● **Supplied data**:

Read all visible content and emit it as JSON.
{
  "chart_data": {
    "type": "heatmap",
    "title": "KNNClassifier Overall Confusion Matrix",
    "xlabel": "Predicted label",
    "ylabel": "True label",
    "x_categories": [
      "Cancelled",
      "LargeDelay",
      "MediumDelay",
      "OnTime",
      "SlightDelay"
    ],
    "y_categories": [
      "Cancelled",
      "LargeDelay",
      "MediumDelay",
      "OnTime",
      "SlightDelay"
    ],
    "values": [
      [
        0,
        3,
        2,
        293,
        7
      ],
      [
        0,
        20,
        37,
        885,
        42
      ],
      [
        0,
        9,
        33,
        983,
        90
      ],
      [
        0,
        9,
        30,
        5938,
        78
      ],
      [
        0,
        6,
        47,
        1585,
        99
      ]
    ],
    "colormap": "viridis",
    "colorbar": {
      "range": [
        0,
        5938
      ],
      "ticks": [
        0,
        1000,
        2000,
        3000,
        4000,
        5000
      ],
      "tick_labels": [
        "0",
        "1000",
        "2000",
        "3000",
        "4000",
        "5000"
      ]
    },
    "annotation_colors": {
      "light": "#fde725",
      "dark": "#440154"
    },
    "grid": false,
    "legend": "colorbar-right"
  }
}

● **Directions for this task**:
Please set down all the data word for word.

● **Exercise solution**:
Read all visible content and emit it as JSON.
{
  "chart_data": {
    "type": "heatmap",
    "title": "KNNClassifier Overall Confusion Matrix",
    "xlabel": "Predicted label",
    "ylabel": "True label",
    "x_categories": [
      "Cancelled",
      "LargeDelay",
      "MediumDelay",
      "OnTime",
      "SlightDelay"
    ],
    "y_categories": [
      "Cancelled",
      "LargeDelay",
      "MediumDelay",
      "OnTime",
      "SlightDelay"
    ],
    "values": [
      [
        0,
        3,
        2,
        293,
        7
      ],
      [
        0,
        20,
        37,
        885,
        42
      ],
      [
        0,
        9,
        33,
        983,
        90
      ],
      [
        0,
        9,
        30,
        5938,
        78
      ],
      [
        0,
        6,
        47,
        1585,
        99
      ]
    ],
    "colormap": "viridis",
    "colorbar": {
      "range": [
        0,
        5938
      ],
      "ticks": [
        0,
        1000,
        2000,
        3000,
        4000,
        5000
      ],
      "tick_labels": [
        "0",
        "1000",
        "2000",
        "3000",
        "4000",
        "5000"
      ]
    },
    "annotation_colors": {
      "light": "#fde725",
      "dark": "#440154"
    },
    "grid": false,
    "legend": "colorbar-right"
  }
}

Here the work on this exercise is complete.